--- START ---

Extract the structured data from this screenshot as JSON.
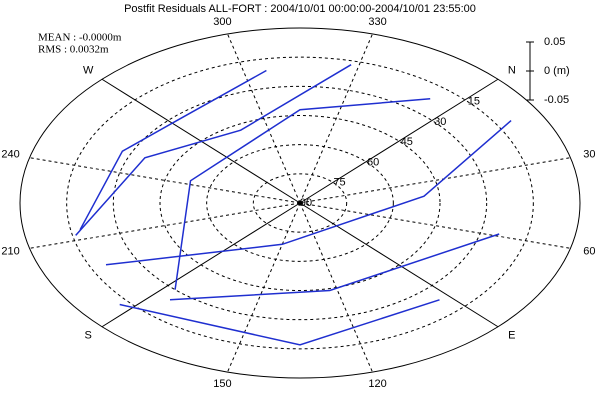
{
  "chart_data": {
    "type": "skyplot",
    "title": "Postfit Residuals ALL-FORT : 2004/10/01 00:00:00-2004/10/01 23:55:00",
    "mean_label": "MEAN : -0.0000m",
    "rms_label": "RMS : 0.0032m",
    "rlim": [
      0,
      90
    ],
    "rticks": [
      15,
      30,
      45,
      60,
      75,
      90
    ],
    "azimuth_ticks": [
      {
        "value": 0,
        "label": "N"
      },
      30,
      60,
      {
        "value": 90,
        "label": "E"
      },
      120,
      150,
      {
        "value": 180,
        "label": "S"
      },
      210,
      240,
      {
        "value": 270,
        "label": "W"
      },
      300,
      330
    ],
    "scale": {
      "lim": [
        -0.05,
        0.05
      ],
      "ticks": [
        0.05,
        {
          "value": 0,
          "label": "0 (m)"
        },
        -0.05
      ]
    },
    "color": "#1f2fd0",
    "series": [
      {
        "azimuth": [
          214,
          250,
          273,
          306
        ],
        "elevation": [
          18,
          27,
          32,
          21
        ]
      },
      {
        "azimuth": [
          212,
          250,
          288,
          328
        ],
        "elevation": [
          16,
          35,
          48,
          17
        ]
      },
      {
        "azimuth": [
          177,
          243,
          315,
          353
        ],
        "elevation": [
          30,
          53,
          42,
          22
        ]
      },
      {
        "azimuth": [
          198,
          150,
          40,
          13
        ],
        "elevation": [
          20,
          68,
          50,
          10
        ]
      },
      {
        "azimuth": [
          175,
          123,
          59
        ],
        "elevation": [
          25,
          44,
          24
        ]
      },
      {
        "azimuth": [
          183,
          135,
          93
        ],
        "elevation": [
          12,
          17,
          23
        ]
      }
    ]
  }
}
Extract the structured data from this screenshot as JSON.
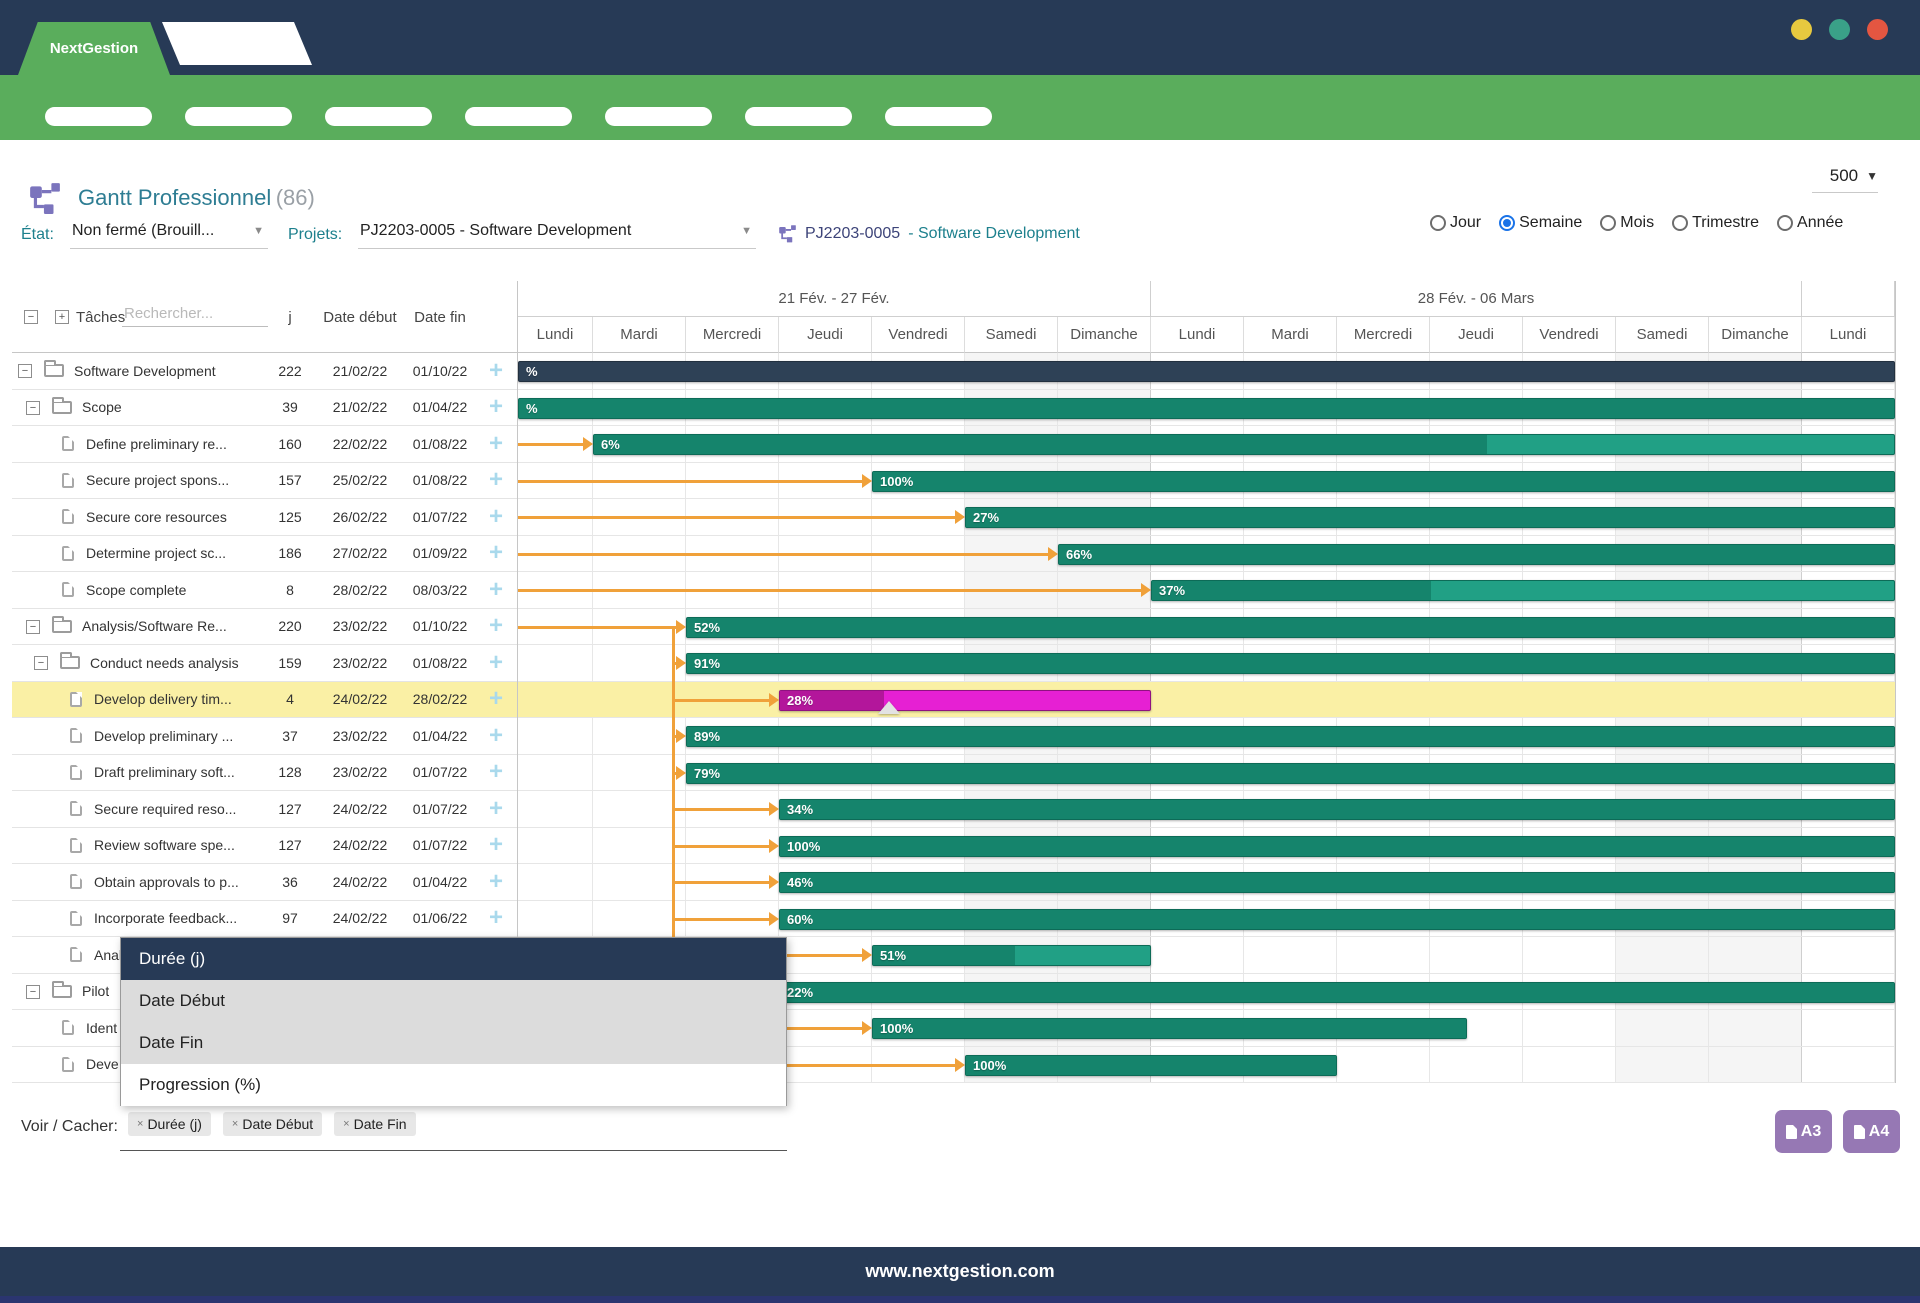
{
  "theme": {
    "navy": "#273a56",
    "green": "#5aad5c",
    "orange": "#f0a13a",
    "yellow_row": "#faf0a5",
    "teal_fill": "#15846c",
    "teal_rest": "#21a085",
    "teal_border": "#0d6b57",
    "navy_bar": "#2e4156",
    "navy_bar_border": "#22303f",
    "magenta_fill": "#b3169b",
    "magenta_rest": "#e620d3",
    "magenta_border": "#8f1280",
    "purple_button": "#9678b4",
    "radio_blue": "#1a73e8",
    "light_blue_plus": "#a9d9ec",
    "footer_strip": "#2b3570",
    "windot_colors": [
      "#e7c93f",
      "#3aa188",
      "#e45641"
    ]
  },
  "window": {
    "brand": "NextGestion"
  },
  "nav": {
    "pill_count": 7
  },
  "header": {
    "title": "Gantt Professionnel",
    "count": "(86)",
    "page_size": "500"
  },
  "filters": {
    "etat_label": "État:",
    "etat_value": "Non fermé (Brouill...",
    "projets_label": "Projets:",
    "projets_value": "PJ2203-0005 - Software Development",
    "project_code": "PJ2203-0005",
    "project_name": "- Software Development",
    "view_modes": [
      {
        "label": "Jour",
        "selected": false
      },
      {
        "label": "Semaine",
        "selected": true
      },
      {
        "label": "Mois",
        "selected": false
      },
      {
        "label": "Trimestre",
        "selected": false
      },
      {
        "label": "Année",
        "selected": false
      }
    ]
  },
  "table_header": {
    "tasks_label": "Tâches",
    "search_placeholder": "Rechercher...",
    "col_days": "j",
    "col_start": "Date début",
    "col_end": "Date fin"
  },
  "gantt": {
    "weeks": [
      {
        "label": "21 Fév. - 27 Fév.",
        "n_days": 7
      },
      {
        "label": "28 Fév. - 06 Mars",
        "n_days": 7
      },
      {
        "label": "",
        "n_days": 1
      }
    ],
    "day_names": [
      "Lundi",
      "Mardi",
      "Mercredi",
      "Jeudi",
      "Vendredi",
      "Samedi",
      "Dimanche",
      "Lundi",
      "Mardi",
      "Mercredi",
      "Jeudi",
      "Vendredi",
      "Samedi",
      "Dimanche",
      "Lundi"
    ],
    "weekend_day_indexes": [
      5,
      6,
      12,
      13
    ]
  },
  "rows": [
    {
      "name": "Software Development",
      "level": 0,
      "kind": "folder",
      "j": "222",
      "start": "21/02/22",
      "end": "01/10/22",
      "highlight": false,
      "bar": {
        "color": "navy",
        "label": "%",
        "sd": 0,
        "ed": null,
        "fpx": null,
        "handle": false
      },
      "arrow": null
    },
    {
      "name": "Scope",
      "level": 1,
      "kind": "folder",
      "j": "39",
      "start": "21/02/22",
      "end": "01/04/22",
      "highlight": false,
      "bar": {
        "color": "teal",
        "label": "%",
        "sd": 0,
        "ed": null,
        "fpx": null,
        "handle": false
      },
      "arrow": null
    },
    {
      "name": "Define preliminary re...",
      "level": 2,
      "kind": "file",
      "j": "160",
      "start": "22/02/22",
      "end": "01/08/22",
      "highlight": false,
      "bar": {
        "color": "teal",
        "label": "6%",
        "sd": 1,
        "ed": null,
        "fpx": 968,
        "handle": false
      },
      "arrow": "edge"
    },
    {
      "name": "Secure project spons...",
      "level": 2,
      "kind": "file",
      "j": "157",
      "start": "25/02/22",
      "end": "01/08/22",
      "highlight": false,
      "bar": {
        "color": "teal",
        "label": "100%",
        "sd": 4,
        "ed": null,
        "fpx": null,
        "handle": false
      },
      "arrow": "edge"
    },
    {
      "name": "Secure core resources",
      "level": 2,
      "kind": "file",
      "j": "125",
      "start": "26/02/22",
      "end": "01/07/22",
      "highlight": false,
      "bar": {
        "color": "teal",
        "label": "27%",
        "sd": 5,
        "ed": null,
        "fpx": null,
        "handle": false
      },
      "arrow": "edge"
    },
    {
      "name": "Determine project sc...",
      "level": 2,
      "kind": "file",
      "j": "186",
      "start": "27/02/22",
      "end": "01/09/22",
      "highlight": false,
      "bar": {
        "color": "teal",
        "label": "66%",
        "sd": 6,
        "ed": null,
        "fpx": null,
        "handle": false
      },
      "arrow": "edge"
    },
    {
      "name": "Scope complete",
      "level": 2,
      "kind": "file",
      "j": "8",
      "start": "28/02/22",
      "end": "08/03/22",
      "highlight": false,
      "bar": {
        "color": "teal",
        "label": "37%",
        "sd": 7,
        "ed": null,
        "fpx": 912,
        "handle": false
      },
      "arrow": "edge"
    },
    {
      "name": "Analysis/Software Re...",
      "level": 1,
      "kind": "folder",
      "j": "220",
      "start": "23/02/22",
      "end": "01/10/22",
      "highlight": false,
      "bar": {
        "color": "teal",
        "label": "52%",
        "sd": 2,
        "ed": null,
        "fpx": null,
        "handle": false
      },
      "arrow": "edge"
    },
    {
      "name": "Conduct needs analysis",
      "level": 2,
      "kind": "folder",
      "j": "159",
      "start": "23/02/22",
      "end": "01/08/22",
      "highlight": false,
      "bar": {
        "color": "teal",
        "label": "91%",
        "sd": 2,
        "ed": null,
        "fpx": null,
        "handle": false
      },
      "arrow": "vline"
    },
    {
      "name": "Develop delivery tim...",
      "level": 3,
      "kind": "file",
      "j": "4",
      "start": "24/02/22",
      "end": "28/02/22",
      "highlight": true,
      "bar": {
        "color": "magenta",
        "label": "28%",
        "sd": 3,
        "ed": 7,
        "fpx": 365,
        "handle": true
      },
      "arrow": "vline"
    },
    {
      "name": "Develop preliminary ...",
      "level": 3,
      "kind": "file",
      "j": "37",
      "start": "23/02/22",
      "end": "01/04/22",
      "highlight": false,
      "bar": {
        "color": "teal",
        "label": "89%",
        "sd": 2,
        "ed": null,
        "fpx": null,
        "handle": false
      },
      "arrow": "vline"
    },
    {
      "name": "Draft preliminary soft...",
      "level": 3,
      "kind": "file",
      "j": "128",
      "start": "23/02/22",
      "end": "01/07/22",
      "highlight": false,
      "bar": {
        "color": "teal",
        "label": "79%",
        "sd": 2,
        "ed": null,
        "fpx": null,
        "handle": false
      },
      "arrow": "vline"
    },
    {
      "name": "Secure required reso...",
      "level": 3,
      "kind": "file",
      "j": "127",
      "start": "24/02/22",
      "end": "01/07/22",
      "highlight": false,
      "bar": {
        "color": "teal",
        "label": "34%",
        "sd": 3,
        "ed": null,
        "fpx": null,
        "handle": false
      },
      "arrow": "vline"
    },
    {
      "name": "Review software spe...",
      "level": 3,
      "kind": "file",
      "j": "127",
      "start": "24/02/22",
      "end": "01/07/22",
      "highlight": false,
      "bar": {
        "color": "teal",
        "label": "100%",
        "sd": 3,
        "ed": null,
        "fpx": null,
        "handle": false
      },
      "arrow": "vline"
    },
    {
      "name": "Obtain approvals to p...",
      "level": 3,
      "kind": "file",
      "j": "36",
      "start": "24/02/22",
      "end": "01/04/22",
      "highlight": false,
      "bar": {
        "color": "teal",
        "label": "46%",
        "sd": 3,
        "ed": null,
        "fpx": null,
        "handle": false
      },
      "arrow": "vline"
    },
    {
      "name": "Incorporate feedback...",
      "level": 3,
      "kind": "file",
      "j": "97",
      "start": "24/02/22",
      "end": "01/06/22",
      "highlight": false,
      "bar": {
        "color": "teal",
        "label": "60%",
        "sd": 3,
        "ed": null,
        "fpx": null,
        "handle": false
      },
      "arrow": "vline"
    },
    {
      "name": "Anal",
      "level": 3,
      "kind": "file",
      "j": "",
      "start": "",
      "end": "",
      "highlight": false,
      "bar": {
        "color": "teal",
        "label": "51%",
        "sd": 4,
        "ed": 7,
        "fpx": 496,
        "handle": false
      },
      "arrow": "vline"
    },
    {
      "name": "Pilot",
      "level": 1,
      "kind": "folder",
      "j": "",
      "start": "",
      "end": "",
      "highlight": false,
      "bar": {
        "color": "teal",
        "label": "22%",
        "sd": 3,
        "ed": null,
        "fpx": null,
        "handle": false
      },
      "arrow": null
    },
    {
      "name": "Ident",
      "level": 2,
      "kind": "file",
      "j": "",
      "start": "",
      "end": "",
      "highlight": false,
      "bar": {
        "color": "teal",
        "label": "100%",
        "sd": 4,
        "ed": 10.4,
        "fpx": null,
        "handle": false
      },
      "arrow": "vline"
    },
    {
      "name": "Deve",
      "level": 2,
      "kind": "file",
      "j": "",
      "start": "",
      "end": "",
      "highlight": false,
      "bar": {
        "color": "teal",
        "label": "100%",
        "sd": 5,
        "ed": 9,
        "fpx": null,
        "handle": false
      },
      "arrow": "vline"
    }
  ],
  "dropdown": {
    "items": [
      {
        "label": "Durée (j)",
        "state": "hlt"
      },
      {
        "label": "Date Début",
        "state": "gray"
      },
      {
        "label": "Date Fin",
        "state": "gray"
      },
      {
        "label": "Progression (%)",
        "state": "plain"
      }
    ]
  },
  "bottom_toolbar": {
    "label": "Voir / Cacher:",
    "chips": [
      "Durée (j)",
      "Date Début",
      "Date Fin"
    ],
    "export_a3": "A3",
    "export_a4": "A4"
  },
  "footer": {
    "url": "www.nextgestion.com"
  }
}
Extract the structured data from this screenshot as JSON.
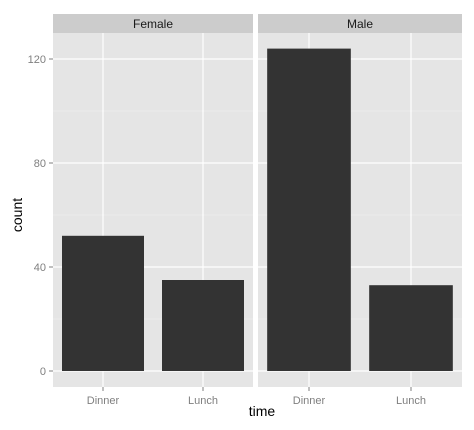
{
  "chart_data": {
    "type": "bar",
    "xlabel": "time",
    "ylabel": "count",
    "ylim": [
      0,
      130
    ],
    "yticks": [
      0,
      40,
      80,
      120
    ],
    "grid": true,
    "categories": [
      "Dinner",
      "Lunch"
    ],
    "facets": [
      {
        "label": "Female",
        "values": [
          52,
          35
        ]
      },
      {
        "label": "Male",
        "values": [
          124,
          33
        ]
      }
    ],
    "colors": {
      "bar": "#333333",
      "panel": "#e5e5e5",
      "strip": "#cccccc",
      "grid_major": "#ffffff",
      "grid_minor": "#f2f2f2"
    }
  }
}
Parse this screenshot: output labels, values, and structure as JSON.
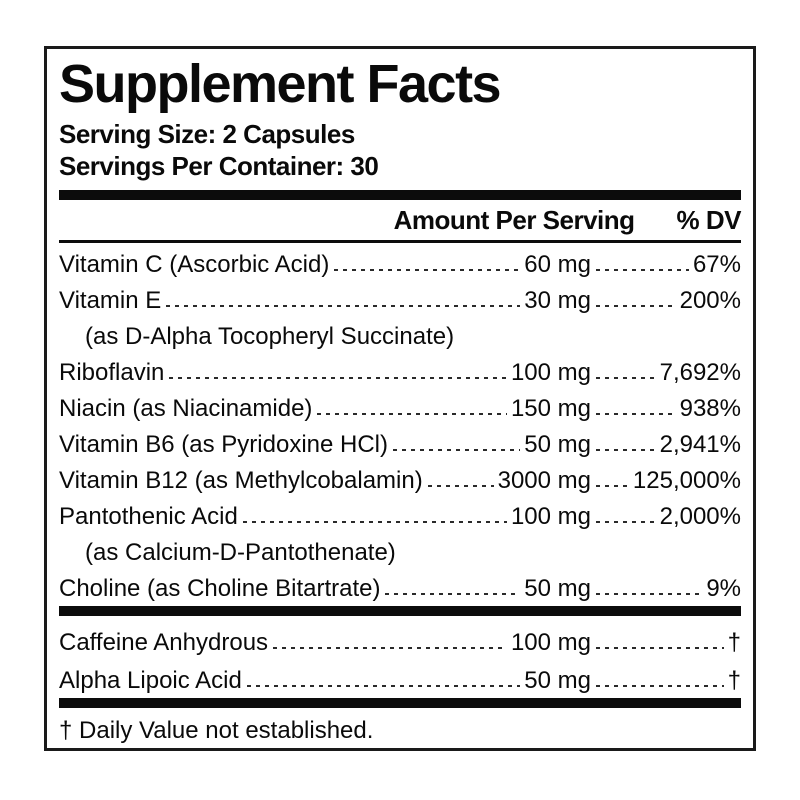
{
  "label": {
    "title": "Supplement Facts",
    "serving_size": "Serving Size: 2 Capsules",
    "servings_per_container": "Servings Per Container: 30",
    "columns": {
      "amount": "Amount Per Serving",
      "dv": "% DV"
    },
    "sections": [
      {
        "rows": [
          {
            "name": "Vitamin C (Ascorbic Acid)",
            "amount": "60 mg",
            "dv": "67%"
          },
          {
            "name": "Vitamin E",
            "amount": "30 mg",
            "dv": "200%"
          },
          {
            "name": "(as D-Alpha Tocopheryl Succinate)",
            "sub": true
          },
          {
            "name": "Riboflavin",
            "amount": "100 mg",
            "dv": "7,692%"
          },
          {
            "name": "Niacin (as Niacinamide)",
            "amount": "150 mg",
            "dv": "938%"
          },
          {
            "name": "Vitamin B6 (as Pyridoxine HCl)",
            "amount": "50 mg",
            "dv": "2,941%"
          },
          {
            "name": "Vitamin B12 (as Methylcobalamin)",
            "amount": "3000 mg",
            "dv": "125,000%"
          },
          {
            "name": "Pantothenic Acid",
            "amount": "100 mg",
            "dv": "2,000%"
          },
          {
            "name": "(as Calcium-D-Pantothenate)",
            "sub": true
          },
          {
            "name": "Choline (as Choline Bitartrate)",
            "amount": "50 mg",
            "dv": "9%"
          }
        ]
      },
      {
        "rows": [
          {
            "name": "Caffeine Anhydrous",
            "amount": "100 mg",
            "dv": "†"
          },
          {
            "name": "Alpha Lipoic Acid",
            "amount": "50 mg",
            "dv": "†"
          }
        ]
      }
    ],
    "footnote": "† Daily Value not established."
  },
  "colors": {
    "text": "#0a0a0a",
    "background": "#ffffff",
    "border": "#1a1a1a",
    "bar": "#0c0c0c"
  }
}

--- END ---

- _What the task asks_
Check each line above for "Secure" and return the ones that have it.

- _Solved exercise_
      "name": "Secure project spons...",
      "name": "Secure core resources",
      "name": "Secure required reso...",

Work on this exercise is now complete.